Stated problem:
Pictures stay out of the copy; restate everything else in the material exactly.

Records to process:
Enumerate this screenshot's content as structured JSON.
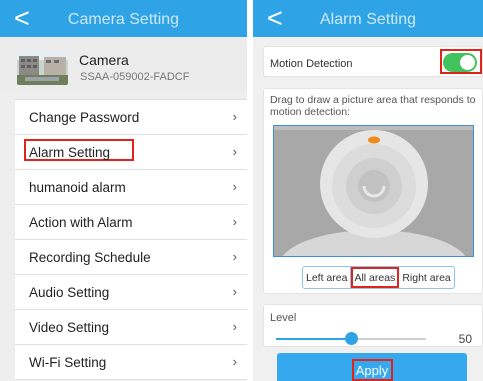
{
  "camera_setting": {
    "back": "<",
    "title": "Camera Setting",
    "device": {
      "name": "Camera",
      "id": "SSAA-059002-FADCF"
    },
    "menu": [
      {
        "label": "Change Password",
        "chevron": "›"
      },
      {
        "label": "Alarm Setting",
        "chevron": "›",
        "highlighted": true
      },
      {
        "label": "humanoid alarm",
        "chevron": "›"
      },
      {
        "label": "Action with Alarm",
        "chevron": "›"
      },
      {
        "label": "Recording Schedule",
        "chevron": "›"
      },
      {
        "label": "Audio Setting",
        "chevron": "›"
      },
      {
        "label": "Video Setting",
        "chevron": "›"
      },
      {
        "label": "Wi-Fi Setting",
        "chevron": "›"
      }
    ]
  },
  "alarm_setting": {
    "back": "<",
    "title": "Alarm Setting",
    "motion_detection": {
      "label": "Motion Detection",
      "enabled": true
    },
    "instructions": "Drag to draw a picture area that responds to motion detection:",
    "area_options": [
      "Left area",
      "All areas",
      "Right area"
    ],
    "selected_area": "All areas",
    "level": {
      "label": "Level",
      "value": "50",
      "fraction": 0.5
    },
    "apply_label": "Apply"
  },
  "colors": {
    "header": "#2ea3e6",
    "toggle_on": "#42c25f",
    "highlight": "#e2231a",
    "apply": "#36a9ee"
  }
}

Output for this task:
Enumerate this screenshot's content as structured JSON.
{
  "camera_setting": {
    "back": "<",
    "title": "Camera Setting",
    "device": {
      "name": "Camera",
      "id": "SSAA-059002-FADCF"
    },
    "menu": [
      {
        "label": "Change Password",
        "chevron": "›"
      },
      {
        "label": "Alarm Setting",
        "chevron": "›",
        "highlighted": true
      },
      {
        "label": "humanoid alarm",
        "chevron": "›"
      },
      {
        "label": "Action with Alarm",
        "chevron": "›"
      },
      {
        "label": "Recording Schedule",
        "chevron": "›"
      },
      {
        "label": "Audio Setting",
        "chevron": "›"
      },
      {
        "label": "Video Setting",
        "chevron": "›"
      },
      {
        "label": "Wi-Fi Setting",
        "chevron": "›"
      }
    ]
  },
  "alarm_setting": {
    "back": "<",
    "title": "Alarm Setting",
    "motion_detection": {
      "label": "Motion Detection",
      "enabled": true
    },
    "instructions": "Drag to draw a picture area that responds to motion detection:",
    "area_options": [
      "Left area",
      "All areas",
      "Right area"
    ],
    "selected_area": "All areas",
    "level": {
      "label": "Level",
      "value": "50",
      "fraction": 0.5
    },
    "apply_label": "Apply"
  },
  "colors": {
    "header": "#2ea3e6",
    "toggle_on": "#42c25f",
    "highlight": "#e2231a",
    "apply": "#36a9ee"
  }
}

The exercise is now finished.